Write out each line of the material again, word for word.

══════

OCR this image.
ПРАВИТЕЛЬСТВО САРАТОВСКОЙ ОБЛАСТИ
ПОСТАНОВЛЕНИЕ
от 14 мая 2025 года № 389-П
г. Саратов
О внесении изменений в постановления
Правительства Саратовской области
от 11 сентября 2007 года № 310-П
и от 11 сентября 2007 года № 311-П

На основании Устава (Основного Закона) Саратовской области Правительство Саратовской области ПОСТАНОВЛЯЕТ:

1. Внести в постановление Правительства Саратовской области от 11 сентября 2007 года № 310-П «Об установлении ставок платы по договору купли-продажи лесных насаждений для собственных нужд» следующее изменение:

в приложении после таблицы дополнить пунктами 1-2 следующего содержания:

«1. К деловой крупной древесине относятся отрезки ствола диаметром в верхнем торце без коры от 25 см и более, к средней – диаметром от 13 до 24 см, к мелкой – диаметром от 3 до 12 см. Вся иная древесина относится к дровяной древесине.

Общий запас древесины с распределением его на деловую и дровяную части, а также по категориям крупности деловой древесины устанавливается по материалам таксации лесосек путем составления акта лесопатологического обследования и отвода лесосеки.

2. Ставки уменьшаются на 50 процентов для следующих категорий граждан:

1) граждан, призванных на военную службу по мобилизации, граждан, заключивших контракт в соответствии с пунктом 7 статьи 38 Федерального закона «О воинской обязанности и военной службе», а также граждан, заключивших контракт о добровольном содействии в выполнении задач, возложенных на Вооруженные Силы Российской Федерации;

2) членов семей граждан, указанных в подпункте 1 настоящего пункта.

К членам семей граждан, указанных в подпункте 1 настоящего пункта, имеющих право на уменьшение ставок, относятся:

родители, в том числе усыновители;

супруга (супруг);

══════

▶ [Answer below]:
OCR this image.
ПРАВИТЕЛЬСТВО САРАТОВСКОЙ ОБЛАСТИ
ПОСТАНОВЛЕНИЕ
от 14 мая 2025 года № 389-П
г. Саратов
О внесении изменений в постановления
Правительства Саратовской области
от 11 сентября 2007 года № 310-П
и от 11 сентября 2007 года № 311-П

На основании Устава (Основного Закона) Саратовской области Правительство Саратовской области ПОСТАНОВЛЯЕТ:

1. Внести в постановление Правительства Саратовской области от 11 сентября 2007 года № 310-П «Об установлении ставок платы по договору купли-продажи лесных насаждений для собственных нужд» следующее изменение:

в приложении после таблицы дополнить пунктами 1-2 следующего содержания:

«1. К деловой крупной древесине относятся отрезки ствола диаметром в верхнем торце без коры от 25 см и более, к средней – диаметром от 13 до 24 см, к мелкой – диаметром от 3 до 12 см. Вся иная древесина относится к дровяной древесине.

Общий запас древесины с распределением его на деловую и дровяную части, а также по категориям крупности деловой древесины устанавливается по материалам таксации лесосек путем составления акта лесопатологического обследования и отвода лесосеки.

2. Ставки уменьшаются на 50 процентов для следующих категорий граждан:

1) граждан, призванных на военную службу по мобилизации, граждан, заключивших контракт в соответствии с пунктом 7 статьи 38 Федерального закона «О воинской обязанности и военной службе», а также граждан, заключивших контракт о добровольном содействии в выполнении задач, возложенных на Вооруженные Силы Российской Федерации;

2) членов семей граждан, указанных в подпункте 1 настоящего пункта.

К членам семей граждан, указанных в подпункте 1 настоящего пункта, имеющих право на уменьшение ставок, относятся:

родители, в том числе усыновители;

супруга (супруг);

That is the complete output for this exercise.